— Start Document excerpt —

Thursday, November 15, 2007

Quote of the Day

"Man's chief difference from the brutes lies in the exuberant excess of his subjective propensities. Prune his extravagance, sober him, and you undo him."

William James, quoted by Marianne Moore in the "Foreword" to the Marianne Moore Reader, quoted by Charles Molesworth in Marianne Moore: A Literary Life, quoted by J.K. Kelley on Write Now.

Monday, November 12, 2007

Pippilotta Delicatessa Windowshade Mackrelmint Efraim's Daughter Longstocking

This week marks the birthday of the author who created that terribly cute character Pippi Longstocking. Pippi claimed that her full name was Pippilotta Delicatessa Windowshade Mackrelmint Efraim's Daughter Longstocking. Her creator had an equally ambitious name, Astrid Anna Emilia Lindgren.

— End Document excerpt —
— Start Stored records —

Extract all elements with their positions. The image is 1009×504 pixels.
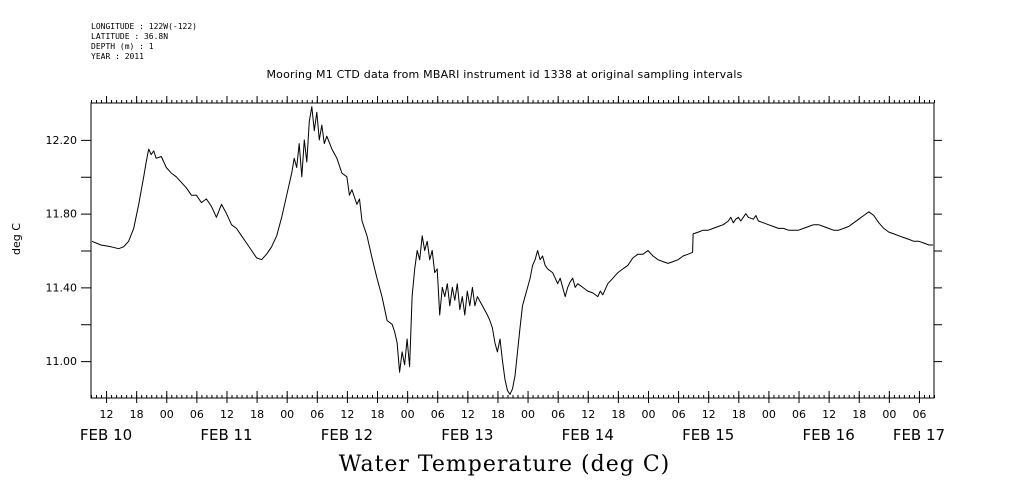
depth-text: DEPTH (m) : 1 bbox=[91, 42, 154, 51]
x-day-label: FEB 17 bbox=[893, 426, 945, 444]
y-tick-label: 11.00 bbox=[46, 355, 78, 368]
x-day-label: FEB 15 bbox=[682, 426, 734, 444]
x-day-label: FEB 14 bbox=[562, 426, 614, 444]
x-tick-label: 18 bbox=[130, 408, 144, 421]
x-tick-label: 18 bbox=[491, 408, 505, 421]
x-day-label: FEB 13 bbox=[441, 426, 493, 444]
x-tick-label: 00 bbox=[762, 408, 776, 421]
x-tick-label: 18 bbox=[371, 408, 385, 421]
x-tick-label: 12 bbox=[220, 408, 234, 421]
x-tick-label: 00 bbox=[641, 408, 655, 421]
x-tick-label: 00 bbox=[160, 408, 174, 421]
x-tick-label: 00 bbox=[521, 408, 535, 421]
x-tick-label: 12 bbox=[581, 408, 595, 421]
axis-ticks bbox=[81, 96, 942, 403]
x-tick-label: 06 bbox=[792, 408, 806, 421]
x-tick-label: 06 bbox=[912, 408, 926, 421]
metadata-block: LONGITUDE : 122W(-122) LATITUDE : 36.8N … bbox=[91, 22, 197, 62]
y-tick-label: 12.20 bbox=[46, 134, 78, 147]
axis-tick-labels: 12 18 00 06 12 18 00 06 12 18 00 06 12 18 00 06 12 18 00 06… bbox=[46, 134, 946, 444]
x-tick-label: 12 bbox=[100, 408, 114, 421]
x-tick-label: 18 bbox=[611, 408, 625, 421]
chart-title: Mooring M1 CTD data from MBARI instrumen… bbox=[266, 68, 743, 81]
x-tick-label: 00 bbox=[401, 408, 415, 421]
x-day-label: FEB 11 bbox=[200, 426, 252, 444]
temperature-line bbox=[91, 106, 933, 395]
x-day-label: FEB 10 bbox=[80, 426, 132, 444]
longitude-text: LONGITUDE : 122W(-122) bbox=[91, 22, 197, 31]
plot-frame bbox=[90, 102, 935, 399]
x-tick-label: 12 bbox=[461, 408, 475, 421]
x-tick-label: 18 bbox=[732, 408, 746, 421]
x-tick-label: 12 bbox=[340, 408, 354, 421]
x-tick-label: 06 bbox=[190, 408, 204, 421]
y-tick-label: 11.40 bbox=[46, 281, 78, 294]
x-tick-label: 00 bbox=[280, 408, 294, 421]
x-tick-label: 18 bbox=[250, 408, 264, 421]
x-tick-label: 00 bbox=[882, 408, 896, 421]
y-tick-label: 11.80 bbox=[46, 208, 78, 221]
year-text: YEAR : 2011 bbox=[91, 52, 144, 61]
plot-border bbox=[90, 102, 935, 399]
x-tick-label: 12 bbox=[822, 408, 836, 421]
x-day-label: FEB 16 bbox=[802, 426, 854, 444]
x-axis-title: Water Temperature (deg C) bbox=[338, 452, 671, 477]
x-tick-label: 06 bbox=[431, 408, 445, 421]
x-tick-label: 06 bbox=[672, 408, 686, 421]
x-day-label: FEB 12 bbox=[321, 426, 373, 444]
x-tick-label: 06 bbox=[551, 408, 565, 421]
x-tick-label: 12 bbox=[702, 408, 716, 421]
x-tick-label: 18 bbox=[852, 408, 866, 421]
x-tick-label: 06 bbox=[310, 408, 324, 421]
latitude-text: LATITUDE : 36.8N bbox=[91, 32, 169, 41]
data-series bbox=[91, 106, 933, 395]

— End Stored records —

__Given request A__. In the blog excerpt, what did Pippi claim her full name was?
__Given request B__. Echo the stretch of the blog excerpt from "Quote of the" through "on Write Now.".
__Given request C__. Shorten the blog excerpt's paragraph beginning "This week marks the birthday" while keeping its main facts.
The records aren't needed for any of this.

__Written answer A__. Pippilotta Delicatessa Windowshade Mackrelmint Efraim's Daughter Longstocking

__Written answer B__.
Quote of the Day

"Man's chief difference from the brutes lies in the exuberant excess of his subjective propensities. Prune his extravagance, sober him, and you undo him."

William James, quoted by Marianne Moore in the "Foreword" to the Marianne Moore Reader, quoted by Charles Molesworth in Marianne Moore: A Literary Life, quoted by J.K. Kelley on Write Now.

__Written answer C__. This week is the birthday of Astrid Anna Emilia Lindgren, who created Pippi Longstocking. Pippi claimed her full name was Pippilotta Delicatessa Windowshade Mackrelmint Efraim's Daughter Longstocking.